Reproduce the records below exactly as they appear.

'''

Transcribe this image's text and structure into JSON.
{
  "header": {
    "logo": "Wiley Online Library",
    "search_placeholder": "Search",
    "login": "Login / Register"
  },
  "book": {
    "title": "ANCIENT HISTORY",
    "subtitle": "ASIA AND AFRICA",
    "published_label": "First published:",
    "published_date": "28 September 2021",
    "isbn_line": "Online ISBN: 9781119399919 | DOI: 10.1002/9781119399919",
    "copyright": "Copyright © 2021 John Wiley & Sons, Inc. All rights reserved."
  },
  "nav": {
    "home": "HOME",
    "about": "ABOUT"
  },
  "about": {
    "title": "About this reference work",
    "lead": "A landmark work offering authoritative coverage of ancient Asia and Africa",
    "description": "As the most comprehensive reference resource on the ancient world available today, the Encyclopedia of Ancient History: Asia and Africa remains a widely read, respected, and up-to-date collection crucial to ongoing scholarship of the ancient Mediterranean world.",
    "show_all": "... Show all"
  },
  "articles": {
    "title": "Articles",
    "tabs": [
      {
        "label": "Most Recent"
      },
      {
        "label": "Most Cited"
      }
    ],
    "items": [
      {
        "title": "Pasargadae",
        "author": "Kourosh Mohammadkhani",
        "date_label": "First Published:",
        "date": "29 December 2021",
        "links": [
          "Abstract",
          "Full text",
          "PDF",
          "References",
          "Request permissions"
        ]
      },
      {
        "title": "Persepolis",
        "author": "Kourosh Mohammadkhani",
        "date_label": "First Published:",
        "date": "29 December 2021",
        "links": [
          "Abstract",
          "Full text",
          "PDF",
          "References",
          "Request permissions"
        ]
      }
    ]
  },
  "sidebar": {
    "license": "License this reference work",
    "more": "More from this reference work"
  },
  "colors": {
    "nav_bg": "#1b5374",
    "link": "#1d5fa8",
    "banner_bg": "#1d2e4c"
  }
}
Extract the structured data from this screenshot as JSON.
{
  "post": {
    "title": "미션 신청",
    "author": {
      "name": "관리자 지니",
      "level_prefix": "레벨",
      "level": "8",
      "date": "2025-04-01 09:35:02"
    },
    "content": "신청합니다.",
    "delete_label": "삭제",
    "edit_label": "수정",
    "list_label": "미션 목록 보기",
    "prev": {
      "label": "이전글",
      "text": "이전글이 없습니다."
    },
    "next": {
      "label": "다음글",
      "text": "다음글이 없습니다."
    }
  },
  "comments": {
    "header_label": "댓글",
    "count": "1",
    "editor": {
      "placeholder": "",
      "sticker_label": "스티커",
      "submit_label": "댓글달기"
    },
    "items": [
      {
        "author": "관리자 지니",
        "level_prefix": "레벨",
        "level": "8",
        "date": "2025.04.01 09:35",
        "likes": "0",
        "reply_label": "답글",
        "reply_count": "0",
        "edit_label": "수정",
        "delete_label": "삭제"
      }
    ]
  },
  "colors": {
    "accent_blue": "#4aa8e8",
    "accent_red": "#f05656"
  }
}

'''

• _Exercise result_
Transcribe this image's text and structure into JSON.
{
  "header": {
    "logo": "Wiley Online Library",
    "search_placeholder": "Search",
    "login": "Login / Register"
  },
  "book": {
    "title": "ANCIENT HISTORY",
    "subtitle": "ASIA AND AFRICA",
    "published_label": "First published:",
    "published_date": "28 September 2021",
    "isbn_line": "Online ISBN: 9781119399919 | DOI: 10.1002/9781119399919",
    "copyright": "Copyright © 2021 John Wiley & Sons, Inc. All rights reserved."
  },
  "nav": {
    "home": "HOME",
    "about": "ABOUT"
  },
  "about": {
    "title": "About this reference work",
    "lead": "A landmark work offering authoritative coverage of ancient Asia and Africa",
    "description": "As the most comprehensive reference resource on the ancient world available today, the Encyclopedia of Ancient History: Asia and Africa remains a widely read, respected, and up-to-date collection crucial to ongoing scholarship of the ancient Mediterranean world.",
    "show_all": "... Show all"
  },
  "articles": {
    "title": "Articles",
    "tabs": [
      {
        "label": "Most Recent"
      },
      {
        "label": "Most Cited"
      }
    ],
    "items": [
      {
        "title": "Pasargadae",
        "author": "Kourosh Mohammadkhani",
        "date_label": "First Published:",
        "date": "29 December 2021",
        "links": [
          "Abstract",
          "Full text",
          "PDF",
          "References",
          "Request permissions"
        ]
      },
      {
        "title": "Persepolis",
        "author": "Kourosh Mohammadkhani",
        "date_label": "First Published:",
        "date": "29 December 2021",
        "links": [
          "Abstract",
          "Full text",
          "PDF",
          "References",
          "Request permissions"
        ]
      }
    ]
  },
  "sidebar": {
    "license": "License this reference work",
    "more": "More from this reference work"
  },
  "colors": {
    "nav_bg": "#1b5374",
    "link": "#1d5fa8",
    "banner_bg": "#1d2e4c"
  }
}
Extract the structured data from this screenshot as JSON.
{
  "post": {
    "title": "미션 신청",
    "author": {
      "name": "관리자 지니",
      "level_prefix": "레벨",
      "level": "8",
      "date": "2025-04-01 09:35:02"
    },
    "content": "신청합니다.",
    "delete_label": "삭제",
    "edit_label": "수정",
    "list_label": "미션 목록 보기",
    "prev": {
      "label": "이전글",
      "text": "이전글이 없습니다."
    },
    "next": {
      "label": "다음글",
      "text": "다음글이 없습니다."
    }
  },
  "comments": {
    "header_label": "댓글",
    "count": "1",
    "editor": {
      "placeholder": "",
      "sticker_label": "스티커",
      "submit_label": "댓글달기"
    },
    "items": [
      {
        "author": "관리자 지니",
        "level_prefix": "레벨",
        "level": "8",
        "date": "2025.04.01 09:35",
        "likes": "0",
        "reply_label": "답글",
        "reply_count": "0",
        "edit_label": "수정",
        "delete_label": "삭제"
      }
    ]
  },
  "colors": {
    "accent_blue": "#4aa8e8",
    "accent_red": "#f05656"
  }
}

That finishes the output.